▸ EXERCISE DIRECTIONS
Copy out all lines that hold "content".

=======

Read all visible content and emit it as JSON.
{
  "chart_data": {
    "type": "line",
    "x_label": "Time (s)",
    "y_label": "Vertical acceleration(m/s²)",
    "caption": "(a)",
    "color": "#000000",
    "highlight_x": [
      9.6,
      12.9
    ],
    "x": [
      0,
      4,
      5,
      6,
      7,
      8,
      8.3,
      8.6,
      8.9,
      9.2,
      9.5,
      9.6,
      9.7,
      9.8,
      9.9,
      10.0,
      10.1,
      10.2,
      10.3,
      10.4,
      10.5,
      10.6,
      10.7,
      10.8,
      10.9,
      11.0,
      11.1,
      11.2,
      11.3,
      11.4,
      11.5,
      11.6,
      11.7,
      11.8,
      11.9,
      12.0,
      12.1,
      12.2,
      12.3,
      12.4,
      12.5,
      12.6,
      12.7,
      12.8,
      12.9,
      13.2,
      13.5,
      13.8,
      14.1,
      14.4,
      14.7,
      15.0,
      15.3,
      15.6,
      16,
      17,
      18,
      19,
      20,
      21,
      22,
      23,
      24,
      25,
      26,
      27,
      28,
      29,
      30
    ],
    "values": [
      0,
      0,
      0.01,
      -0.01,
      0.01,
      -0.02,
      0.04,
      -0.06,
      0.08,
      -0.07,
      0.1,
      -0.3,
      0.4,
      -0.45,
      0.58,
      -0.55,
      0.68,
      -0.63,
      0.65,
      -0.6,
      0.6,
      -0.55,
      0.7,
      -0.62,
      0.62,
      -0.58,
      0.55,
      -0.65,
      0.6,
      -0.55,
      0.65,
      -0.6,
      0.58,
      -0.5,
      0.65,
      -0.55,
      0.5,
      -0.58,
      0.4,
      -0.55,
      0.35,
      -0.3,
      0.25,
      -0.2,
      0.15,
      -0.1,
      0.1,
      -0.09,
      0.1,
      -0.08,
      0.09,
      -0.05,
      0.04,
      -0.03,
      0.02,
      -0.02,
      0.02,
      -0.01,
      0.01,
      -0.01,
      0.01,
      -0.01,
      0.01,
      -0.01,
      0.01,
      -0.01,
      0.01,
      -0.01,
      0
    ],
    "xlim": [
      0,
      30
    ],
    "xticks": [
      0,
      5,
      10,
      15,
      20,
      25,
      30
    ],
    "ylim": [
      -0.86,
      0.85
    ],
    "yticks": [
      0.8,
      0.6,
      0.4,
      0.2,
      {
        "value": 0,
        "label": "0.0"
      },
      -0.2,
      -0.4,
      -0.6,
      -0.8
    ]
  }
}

=======

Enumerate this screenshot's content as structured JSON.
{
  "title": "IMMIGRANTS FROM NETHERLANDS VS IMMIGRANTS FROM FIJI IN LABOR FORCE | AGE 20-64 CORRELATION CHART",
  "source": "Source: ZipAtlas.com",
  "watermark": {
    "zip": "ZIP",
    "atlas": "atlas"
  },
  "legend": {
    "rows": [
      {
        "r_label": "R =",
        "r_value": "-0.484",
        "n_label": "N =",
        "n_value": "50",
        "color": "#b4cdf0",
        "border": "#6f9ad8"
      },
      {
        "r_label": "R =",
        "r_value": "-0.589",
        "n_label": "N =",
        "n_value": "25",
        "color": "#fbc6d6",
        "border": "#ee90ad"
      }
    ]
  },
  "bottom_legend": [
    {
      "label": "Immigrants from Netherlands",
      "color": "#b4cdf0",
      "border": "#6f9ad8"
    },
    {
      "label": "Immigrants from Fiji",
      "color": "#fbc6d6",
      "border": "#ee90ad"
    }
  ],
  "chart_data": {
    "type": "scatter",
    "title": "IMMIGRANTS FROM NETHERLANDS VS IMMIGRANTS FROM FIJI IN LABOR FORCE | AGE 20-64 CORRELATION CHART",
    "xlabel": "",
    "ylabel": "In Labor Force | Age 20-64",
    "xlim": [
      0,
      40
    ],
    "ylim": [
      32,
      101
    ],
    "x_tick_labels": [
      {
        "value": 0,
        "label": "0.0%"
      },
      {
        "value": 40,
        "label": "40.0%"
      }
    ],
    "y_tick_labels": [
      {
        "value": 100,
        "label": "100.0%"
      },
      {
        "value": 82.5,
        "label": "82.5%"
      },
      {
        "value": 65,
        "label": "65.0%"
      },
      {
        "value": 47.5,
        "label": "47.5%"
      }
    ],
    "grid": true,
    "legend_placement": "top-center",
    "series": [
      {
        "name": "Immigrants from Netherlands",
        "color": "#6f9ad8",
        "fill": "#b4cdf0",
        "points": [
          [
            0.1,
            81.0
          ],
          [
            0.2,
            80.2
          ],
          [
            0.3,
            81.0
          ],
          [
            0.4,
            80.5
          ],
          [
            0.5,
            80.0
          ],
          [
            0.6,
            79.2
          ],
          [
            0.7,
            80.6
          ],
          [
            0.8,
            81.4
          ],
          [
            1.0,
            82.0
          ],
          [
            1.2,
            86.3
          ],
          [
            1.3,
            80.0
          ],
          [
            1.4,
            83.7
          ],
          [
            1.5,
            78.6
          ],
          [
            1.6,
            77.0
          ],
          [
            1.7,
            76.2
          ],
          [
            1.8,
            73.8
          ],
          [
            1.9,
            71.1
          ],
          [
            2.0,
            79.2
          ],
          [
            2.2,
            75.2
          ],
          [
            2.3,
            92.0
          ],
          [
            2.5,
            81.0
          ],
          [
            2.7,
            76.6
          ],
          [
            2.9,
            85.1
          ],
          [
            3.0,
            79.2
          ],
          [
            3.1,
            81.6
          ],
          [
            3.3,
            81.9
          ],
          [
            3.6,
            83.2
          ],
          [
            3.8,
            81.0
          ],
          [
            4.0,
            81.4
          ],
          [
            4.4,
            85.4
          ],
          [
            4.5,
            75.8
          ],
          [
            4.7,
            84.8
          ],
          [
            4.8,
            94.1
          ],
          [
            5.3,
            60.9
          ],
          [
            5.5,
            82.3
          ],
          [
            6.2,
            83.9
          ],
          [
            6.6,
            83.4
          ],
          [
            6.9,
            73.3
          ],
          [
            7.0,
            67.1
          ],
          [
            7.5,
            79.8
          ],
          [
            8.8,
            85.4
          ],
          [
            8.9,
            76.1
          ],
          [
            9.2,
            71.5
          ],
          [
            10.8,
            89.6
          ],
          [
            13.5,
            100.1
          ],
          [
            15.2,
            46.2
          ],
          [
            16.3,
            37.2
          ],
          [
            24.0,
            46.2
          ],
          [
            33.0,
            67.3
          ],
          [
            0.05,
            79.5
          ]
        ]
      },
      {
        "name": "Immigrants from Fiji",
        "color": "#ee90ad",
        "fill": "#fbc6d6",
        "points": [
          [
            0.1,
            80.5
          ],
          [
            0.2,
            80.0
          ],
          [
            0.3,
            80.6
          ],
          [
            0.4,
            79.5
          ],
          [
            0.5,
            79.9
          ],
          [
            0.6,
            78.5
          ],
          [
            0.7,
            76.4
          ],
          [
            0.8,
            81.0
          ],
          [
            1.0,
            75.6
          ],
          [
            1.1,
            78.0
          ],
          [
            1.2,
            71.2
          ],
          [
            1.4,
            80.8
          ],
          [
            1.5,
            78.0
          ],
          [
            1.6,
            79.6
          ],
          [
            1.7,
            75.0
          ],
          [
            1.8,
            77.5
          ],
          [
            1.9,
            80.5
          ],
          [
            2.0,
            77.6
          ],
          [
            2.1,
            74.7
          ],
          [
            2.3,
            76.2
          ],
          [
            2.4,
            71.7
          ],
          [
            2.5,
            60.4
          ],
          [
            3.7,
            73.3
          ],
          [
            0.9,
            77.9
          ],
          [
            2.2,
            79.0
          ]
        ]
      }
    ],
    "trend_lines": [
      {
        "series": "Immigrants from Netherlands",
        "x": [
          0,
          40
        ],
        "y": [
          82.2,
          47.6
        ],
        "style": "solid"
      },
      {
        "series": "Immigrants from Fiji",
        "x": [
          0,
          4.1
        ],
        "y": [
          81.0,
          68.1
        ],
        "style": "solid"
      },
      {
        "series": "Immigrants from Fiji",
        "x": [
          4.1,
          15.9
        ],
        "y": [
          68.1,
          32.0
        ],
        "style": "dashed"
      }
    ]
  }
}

=======

▸ WORKED SOLUTION
Read all visible content and emit it as JSON.
Enumerate this screenshot's content as structured JSON.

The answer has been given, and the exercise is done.